[Supplied data]
# # # #

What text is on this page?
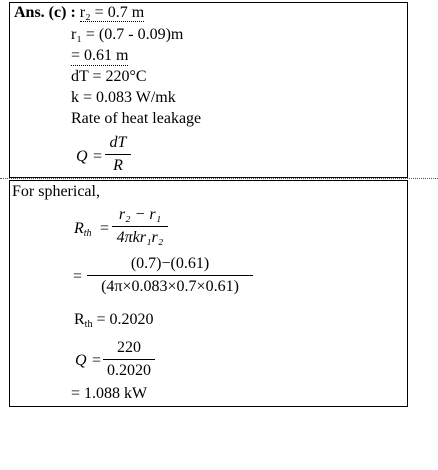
Ans. (c) : r₂ = 0.7 m
r₁ = (0.7 - 0.09)m
= 0.61 m
dT = 220°C
k = 0.083 W/mk
Rate of heat leakage
Q =
dT
R
For spherical,
$R_{th}$ =
r₂ − r₁
4πkr₁r₂
=
(0.7)−(0.61)
(4π×0.083×0.7×0.61)
$R_{th} = 0.2020$
Q =
220
0.2020
= 1.088 kW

# # # #

[Problem statement] Without including any pictures, print all of the material exactly as given.

[Correct result]
What text is on this page?
Ans. (c) : r₂ = 0.7 m
r₁ = (0.7 - 0.09)m
= 0.61 m
dT = 220°C
k = 0.083 W/mk
Rate of heat leakage
Q =
dT
R
For spherical,
$R_{th}$ =
r₂ − r₁
4πkr₁r₂
=
(0.7)−(0.61)
(4π×0.083×0.7×0.61)
$R_{th} = 0.2020$
Q =
220
0.2020
= 1.088 kW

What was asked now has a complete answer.